Lines containing the word "Pesquisa" need to be counted. Please reply with how many there are, and nothing else.

Data entries for graphics
········

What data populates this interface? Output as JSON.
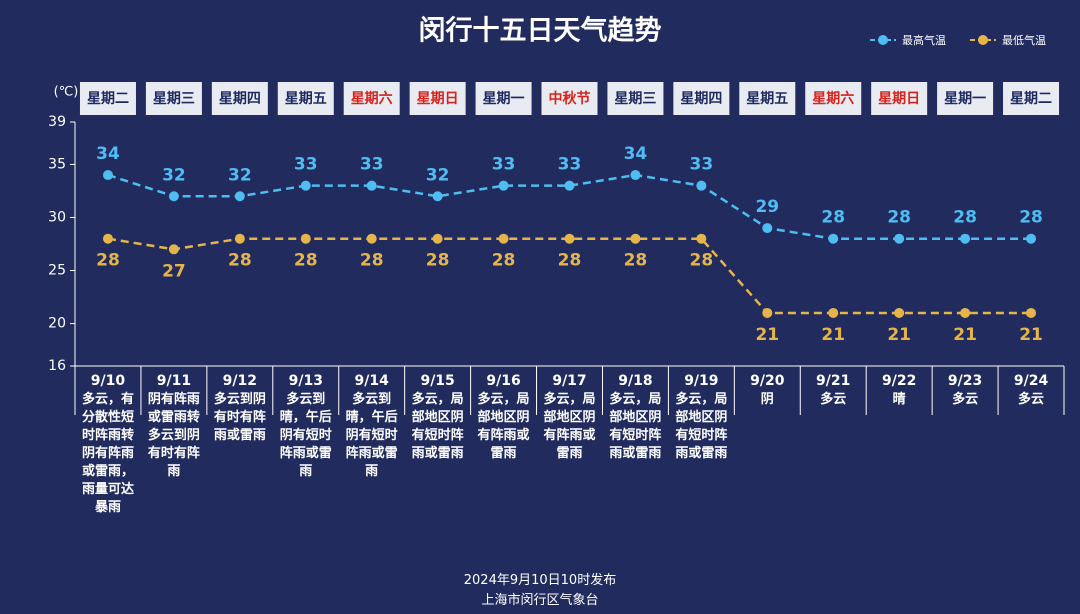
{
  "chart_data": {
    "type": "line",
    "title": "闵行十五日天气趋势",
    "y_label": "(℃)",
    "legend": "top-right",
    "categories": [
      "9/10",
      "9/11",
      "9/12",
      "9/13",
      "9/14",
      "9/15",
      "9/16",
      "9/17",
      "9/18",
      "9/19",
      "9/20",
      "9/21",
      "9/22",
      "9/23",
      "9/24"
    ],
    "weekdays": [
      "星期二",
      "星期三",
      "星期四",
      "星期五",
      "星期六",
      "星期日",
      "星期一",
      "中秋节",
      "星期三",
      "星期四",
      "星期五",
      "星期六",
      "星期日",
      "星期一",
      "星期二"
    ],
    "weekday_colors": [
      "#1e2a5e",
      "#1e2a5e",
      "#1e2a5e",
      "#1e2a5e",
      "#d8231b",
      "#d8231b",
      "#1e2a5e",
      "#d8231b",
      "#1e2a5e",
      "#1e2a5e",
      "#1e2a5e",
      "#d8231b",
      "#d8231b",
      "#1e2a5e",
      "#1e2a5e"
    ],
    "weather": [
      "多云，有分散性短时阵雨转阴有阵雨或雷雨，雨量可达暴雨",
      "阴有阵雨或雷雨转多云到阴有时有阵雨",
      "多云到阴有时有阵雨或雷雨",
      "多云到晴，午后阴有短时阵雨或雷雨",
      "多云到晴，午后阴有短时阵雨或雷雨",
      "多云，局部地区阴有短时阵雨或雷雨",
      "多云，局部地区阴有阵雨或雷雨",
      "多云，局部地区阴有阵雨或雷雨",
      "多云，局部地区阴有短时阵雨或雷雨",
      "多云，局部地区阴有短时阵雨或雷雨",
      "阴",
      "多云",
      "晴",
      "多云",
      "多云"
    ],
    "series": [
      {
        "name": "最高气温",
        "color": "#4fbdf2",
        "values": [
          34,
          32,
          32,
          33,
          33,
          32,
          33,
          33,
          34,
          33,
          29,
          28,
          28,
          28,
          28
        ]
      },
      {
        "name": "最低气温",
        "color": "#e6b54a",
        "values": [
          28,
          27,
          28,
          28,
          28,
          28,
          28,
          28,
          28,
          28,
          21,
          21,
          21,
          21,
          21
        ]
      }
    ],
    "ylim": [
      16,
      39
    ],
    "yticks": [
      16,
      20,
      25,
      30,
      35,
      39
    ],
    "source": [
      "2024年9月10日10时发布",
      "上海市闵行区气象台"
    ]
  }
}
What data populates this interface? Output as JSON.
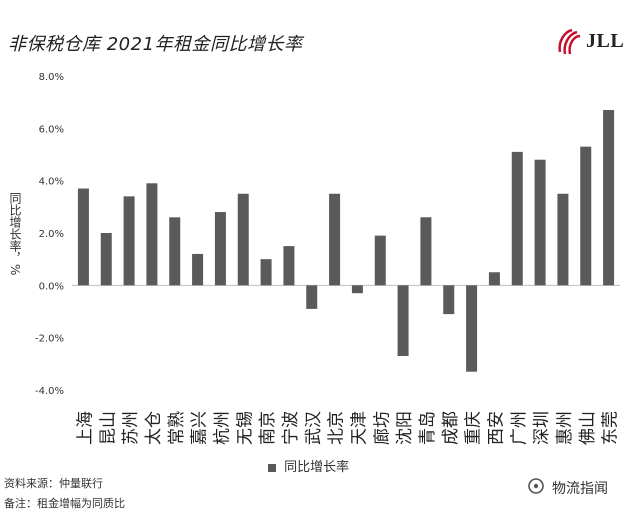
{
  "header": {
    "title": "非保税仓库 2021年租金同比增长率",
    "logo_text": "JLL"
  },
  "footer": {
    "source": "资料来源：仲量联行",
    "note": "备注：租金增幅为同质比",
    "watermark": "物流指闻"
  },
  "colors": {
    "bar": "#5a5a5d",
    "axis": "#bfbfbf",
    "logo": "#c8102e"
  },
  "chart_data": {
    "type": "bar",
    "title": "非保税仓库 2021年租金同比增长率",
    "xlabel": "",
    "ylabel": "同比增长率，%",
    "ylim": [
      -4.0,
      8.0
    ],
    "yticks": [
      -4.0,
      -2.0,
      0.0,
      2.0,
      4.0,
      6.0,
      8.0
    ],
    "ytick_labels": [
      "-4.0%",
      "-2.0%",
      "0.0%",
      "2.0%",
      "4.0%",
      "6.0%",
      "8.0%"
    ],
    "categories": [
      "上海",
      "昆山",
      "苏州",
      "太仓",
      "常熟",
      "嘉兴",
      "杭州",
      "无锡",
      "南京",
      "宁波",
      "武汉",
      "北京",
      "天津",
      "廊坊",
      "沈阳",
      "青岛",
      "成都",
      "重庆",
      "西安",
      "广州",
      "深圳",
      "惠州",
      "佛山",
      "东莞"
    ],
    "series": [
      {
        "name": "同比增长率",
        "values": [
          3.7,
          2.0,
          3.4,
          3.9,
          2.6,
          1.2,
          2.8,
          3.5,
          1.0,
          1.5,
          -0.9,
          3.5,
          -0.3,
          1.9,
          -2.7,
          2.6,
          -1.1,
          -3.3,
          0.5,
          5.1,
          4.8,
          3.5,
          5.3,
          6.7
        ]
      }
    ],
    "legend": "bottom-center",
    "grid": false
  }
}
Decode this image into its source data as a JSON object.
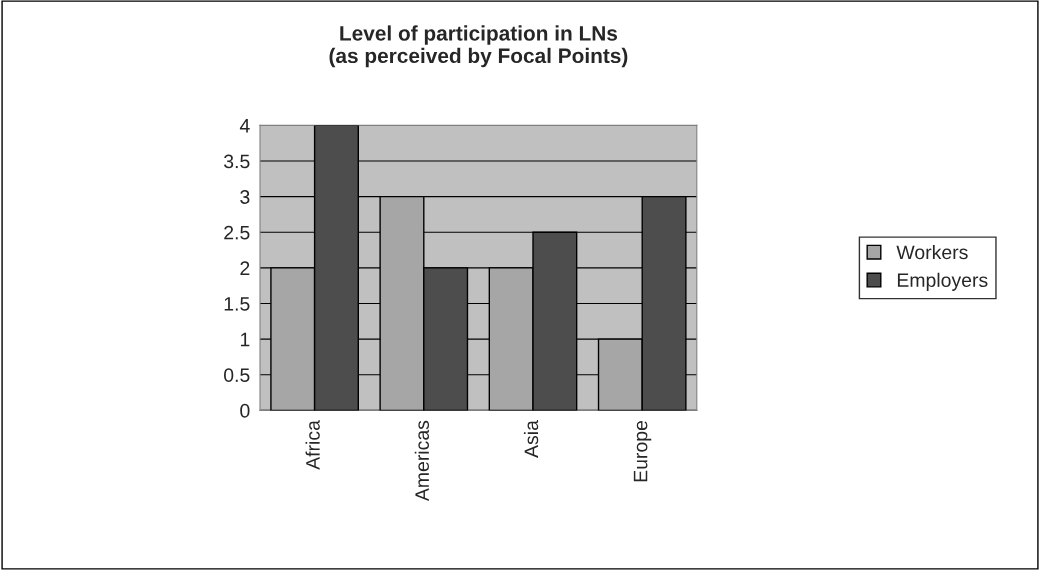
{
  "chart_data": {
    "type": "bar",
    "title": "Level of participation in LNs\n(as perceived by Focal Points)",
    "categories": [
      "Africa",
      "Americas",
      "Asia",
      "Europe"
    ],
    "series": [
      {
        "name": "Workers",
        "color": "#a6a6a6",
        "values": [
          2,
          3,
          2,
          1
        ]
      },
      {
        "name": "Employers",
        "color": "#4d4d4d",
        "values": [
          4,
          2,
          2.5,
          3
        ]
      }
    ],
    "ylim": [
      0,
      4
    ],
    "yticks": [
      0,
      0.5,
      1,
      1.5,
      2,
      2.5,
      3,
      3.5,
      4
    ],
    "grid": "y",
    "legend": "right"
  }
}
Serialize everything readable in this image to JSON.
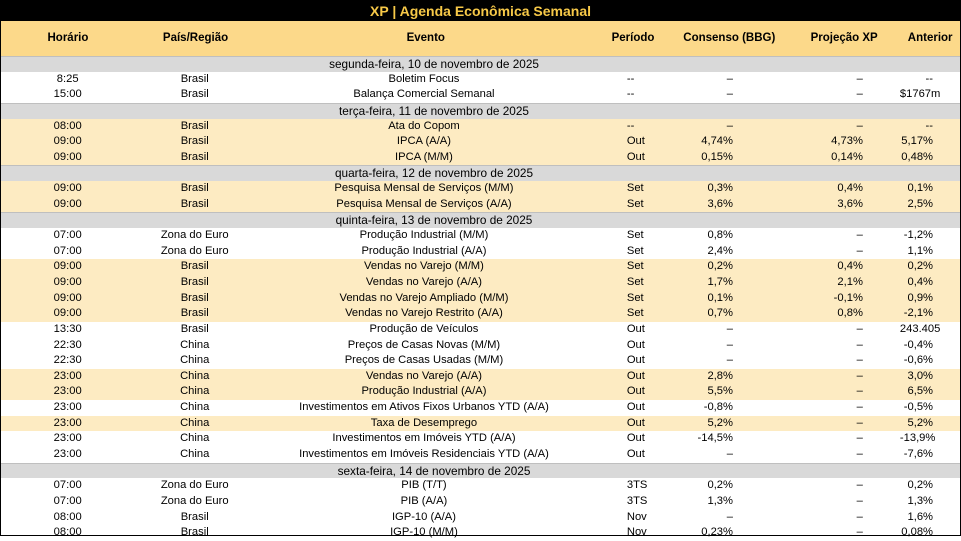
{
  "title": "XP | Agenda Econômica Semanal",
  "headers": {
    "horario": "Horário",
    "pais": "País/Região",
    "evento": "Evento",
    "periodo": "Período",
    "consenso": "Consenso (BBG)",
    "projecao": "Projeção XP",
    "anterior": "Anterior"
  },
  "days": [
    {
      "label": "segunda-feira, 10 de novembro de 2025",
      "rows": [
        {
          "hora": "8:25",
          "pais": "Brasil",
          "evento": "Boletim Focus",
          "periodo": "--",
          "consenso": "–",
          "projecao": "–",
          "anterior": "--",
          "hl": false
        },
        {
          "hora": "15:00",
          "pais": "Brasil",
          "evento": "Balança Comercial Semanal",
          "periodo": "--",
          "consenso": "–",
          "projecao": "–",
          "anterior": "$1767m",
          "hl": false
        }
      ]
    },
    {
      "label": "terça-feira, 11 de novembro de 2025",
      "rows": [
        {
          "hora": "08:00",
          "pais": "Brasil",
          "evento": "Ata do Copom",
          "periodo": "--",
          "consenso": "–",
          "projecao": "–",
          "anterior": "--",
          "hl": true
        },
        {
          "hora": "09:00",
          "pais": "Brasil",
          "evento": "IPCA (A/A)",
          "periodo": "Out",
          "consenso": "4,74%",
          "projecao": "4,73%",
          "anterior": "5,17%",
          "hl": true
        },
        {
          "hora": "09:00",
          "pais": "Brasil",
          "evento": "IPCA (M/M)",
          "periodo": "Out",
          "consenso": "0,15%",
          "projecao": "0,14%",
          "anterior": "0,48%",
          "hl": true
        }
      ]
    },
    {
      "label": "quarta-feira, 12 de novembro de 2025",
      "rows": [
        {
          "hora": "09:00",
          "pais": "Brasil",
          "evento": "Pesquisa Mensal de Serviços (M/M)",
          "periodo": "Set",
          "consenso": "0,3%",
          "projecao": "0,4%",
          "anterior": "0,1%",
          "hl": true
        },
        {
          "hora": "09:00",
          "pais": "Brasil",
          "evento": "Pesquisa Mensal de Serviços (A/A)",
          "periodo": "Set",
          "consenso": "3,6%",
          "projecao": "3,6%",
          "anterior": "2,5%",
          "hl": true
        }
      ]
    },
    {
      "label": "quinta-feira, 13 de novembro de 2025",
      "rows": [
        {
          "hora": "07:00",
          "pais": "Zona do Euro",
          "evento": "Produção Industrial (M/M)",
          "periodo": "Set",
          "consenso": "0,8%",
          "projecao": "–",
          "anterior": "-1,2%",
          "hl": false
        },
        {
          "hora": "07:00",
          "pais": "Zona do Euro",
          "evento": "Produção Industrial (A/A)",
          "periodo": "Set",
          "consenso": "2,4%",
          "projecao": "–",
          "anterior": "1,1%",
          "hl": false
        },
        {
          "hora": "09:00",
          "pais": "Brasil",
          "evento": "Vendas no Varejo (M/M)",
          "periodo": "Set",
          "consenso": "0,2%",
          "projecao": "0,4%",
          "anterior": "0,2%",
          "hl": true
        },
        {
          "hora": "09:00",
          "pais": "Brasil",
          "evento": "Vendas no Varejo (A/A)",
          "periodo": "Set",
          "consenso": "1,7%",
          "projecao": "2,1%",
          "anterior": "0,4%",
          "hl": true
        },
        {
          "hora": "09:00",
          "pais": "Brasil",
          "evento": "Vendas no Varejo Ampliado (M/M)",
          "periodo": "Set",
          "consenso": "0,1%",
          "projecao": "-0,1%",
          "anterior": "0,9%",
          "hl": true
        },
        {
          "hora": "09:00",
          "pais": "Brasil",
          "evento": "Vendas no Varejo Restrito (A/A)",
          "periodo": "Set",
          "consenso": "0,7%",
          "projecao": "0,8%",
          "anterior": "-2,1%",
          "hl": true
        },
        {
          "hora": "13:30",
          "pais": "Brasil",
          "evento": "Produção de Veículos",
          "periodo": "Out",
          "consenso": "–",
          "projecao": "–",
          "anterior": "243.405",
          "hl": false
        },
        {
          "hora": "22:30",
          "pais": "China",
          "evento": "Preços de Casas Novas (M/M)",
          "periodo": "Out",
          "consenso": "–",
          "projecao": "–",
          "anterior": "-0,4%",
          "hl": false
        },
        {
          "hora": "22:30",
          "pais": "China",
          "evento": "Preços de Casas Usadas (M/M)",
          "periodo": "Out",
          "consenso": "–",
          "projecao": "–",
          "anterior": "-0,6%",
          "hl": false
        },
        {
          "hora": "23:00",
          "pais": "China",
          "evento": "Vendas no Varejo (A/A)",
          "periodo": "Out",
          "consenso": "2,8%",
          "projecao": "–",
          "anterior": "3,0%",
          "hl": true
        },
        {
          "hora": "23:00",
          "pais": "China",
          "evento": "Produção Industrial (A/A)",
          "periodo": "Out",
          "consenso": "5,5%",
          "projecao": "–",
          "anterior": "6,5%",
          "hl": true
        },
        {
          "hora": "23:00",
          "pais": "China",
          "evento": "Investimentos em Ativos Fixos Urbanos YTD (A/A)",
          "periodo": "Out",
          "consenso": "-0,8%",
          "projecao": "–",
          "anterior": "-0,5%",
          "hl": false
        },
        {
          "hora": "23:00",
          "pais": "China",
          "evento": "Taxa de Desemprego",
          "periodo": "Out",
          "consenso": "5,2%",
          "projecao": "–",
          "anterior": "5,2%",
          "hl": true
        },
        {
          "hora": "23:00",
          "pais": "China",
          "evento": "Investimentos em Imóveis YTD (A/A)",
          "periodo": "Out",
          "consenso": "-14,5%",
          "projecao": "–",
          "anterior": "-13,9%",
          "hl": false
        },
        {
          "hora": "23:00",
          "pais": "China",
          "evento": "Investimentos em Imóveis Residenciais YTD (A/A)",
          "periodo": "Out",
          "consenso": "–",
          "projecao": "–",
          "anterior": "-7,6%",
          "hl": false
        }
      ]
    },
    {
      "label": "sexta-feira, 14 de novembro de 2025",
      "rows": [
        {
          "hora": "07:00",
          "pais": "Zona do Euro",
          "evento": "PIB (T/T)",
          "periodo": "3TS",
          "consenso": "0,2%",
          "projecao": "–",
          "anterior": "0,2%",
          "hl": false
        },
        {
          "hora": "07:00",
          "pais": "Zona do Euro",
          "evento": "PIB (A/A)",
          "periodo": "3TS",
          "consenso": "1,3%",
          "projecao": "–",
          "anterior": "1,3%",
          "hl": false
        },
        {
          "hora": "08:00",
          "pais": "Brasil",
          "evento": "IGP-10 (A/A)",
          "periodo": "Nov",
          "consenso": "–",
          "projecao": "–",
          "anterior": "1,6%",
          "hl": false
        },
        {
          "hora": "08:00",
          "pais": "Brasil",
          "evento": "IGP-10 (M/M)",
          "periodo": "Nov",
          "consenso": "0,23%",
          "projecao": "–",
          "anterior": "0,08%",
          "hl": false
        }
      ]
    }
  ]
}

········

## ANSWER TO THIS TASK
2